Task to complete: Pull every line that holds the word "other" from the entries.

## Start

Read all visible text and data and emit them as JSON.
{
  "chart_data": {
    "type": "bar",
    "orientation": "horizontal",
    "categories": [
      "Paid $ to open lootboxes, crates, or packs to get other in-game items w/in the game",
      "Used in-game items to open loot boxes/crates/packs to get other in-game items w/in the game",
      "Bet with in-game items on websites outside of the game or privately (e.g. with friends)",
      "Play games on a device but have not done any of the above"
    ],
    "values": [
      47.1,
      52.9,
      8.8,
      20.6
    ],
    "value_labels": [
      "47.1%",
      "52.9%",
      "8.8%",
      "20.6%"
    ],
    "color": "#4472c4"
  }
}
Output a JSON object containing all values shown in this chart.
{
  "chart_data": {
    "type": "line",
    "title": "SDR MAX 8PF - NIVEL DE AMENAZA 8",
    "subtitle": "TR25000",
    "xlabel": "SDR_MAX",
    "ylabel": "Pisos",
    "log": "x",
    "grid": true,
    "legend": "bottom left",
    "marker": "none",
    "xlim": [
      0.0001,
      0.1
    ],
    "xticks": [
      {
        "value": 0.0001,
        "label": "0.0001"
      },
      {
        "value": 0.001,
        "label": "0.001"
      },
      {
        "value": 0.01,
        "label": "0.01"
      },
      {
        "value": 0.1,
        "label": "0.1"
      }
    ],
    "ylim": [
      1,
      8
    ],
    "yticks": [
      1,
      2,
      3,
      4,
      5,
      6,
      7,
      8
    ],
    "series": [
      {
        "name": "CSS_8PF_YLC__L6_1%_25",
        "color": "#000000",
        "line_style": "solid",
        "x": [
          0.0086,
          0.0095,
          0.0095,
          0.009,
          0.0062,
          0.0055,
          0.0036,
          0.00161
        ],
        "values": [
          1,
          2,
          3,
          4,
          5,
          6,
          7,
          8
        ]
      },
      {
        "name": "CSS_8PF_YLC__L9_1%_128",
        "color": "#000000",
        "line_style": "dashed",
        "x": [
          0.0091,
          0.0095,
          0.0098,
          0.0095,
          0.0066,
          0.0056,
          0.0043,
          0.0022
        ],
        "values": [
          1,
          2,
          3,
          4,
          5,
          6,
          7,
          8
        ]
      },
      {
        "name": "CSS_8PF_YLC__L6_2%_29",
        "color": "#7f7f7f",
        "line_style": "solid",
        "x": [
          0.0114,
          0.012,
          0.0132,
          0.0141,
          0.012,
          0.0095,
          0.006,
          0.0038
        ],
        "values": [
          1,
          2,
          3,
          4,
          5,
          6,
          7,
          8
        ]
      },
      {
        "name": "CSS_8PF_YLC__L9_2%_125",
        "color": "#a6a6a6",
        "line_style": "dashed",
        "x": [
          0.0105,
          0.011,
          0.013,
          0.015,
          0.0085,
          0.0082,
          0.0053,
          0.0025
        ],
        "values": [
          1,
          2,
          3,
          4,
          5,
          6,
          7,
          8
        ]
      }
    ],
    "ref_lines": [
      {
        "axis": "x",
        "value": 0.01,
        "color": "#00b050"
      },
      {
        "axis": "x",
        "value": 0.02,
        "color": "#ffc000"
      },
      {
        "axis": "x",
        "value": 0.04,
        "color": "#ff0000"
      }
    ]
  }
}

## End

Output below:
      "Paid $ to open lootboxes, crates, or packs to get other in-game items w/in the game",
      "Used in-game items to open loot boxes/crates/packs to get other in-game items w/in the game",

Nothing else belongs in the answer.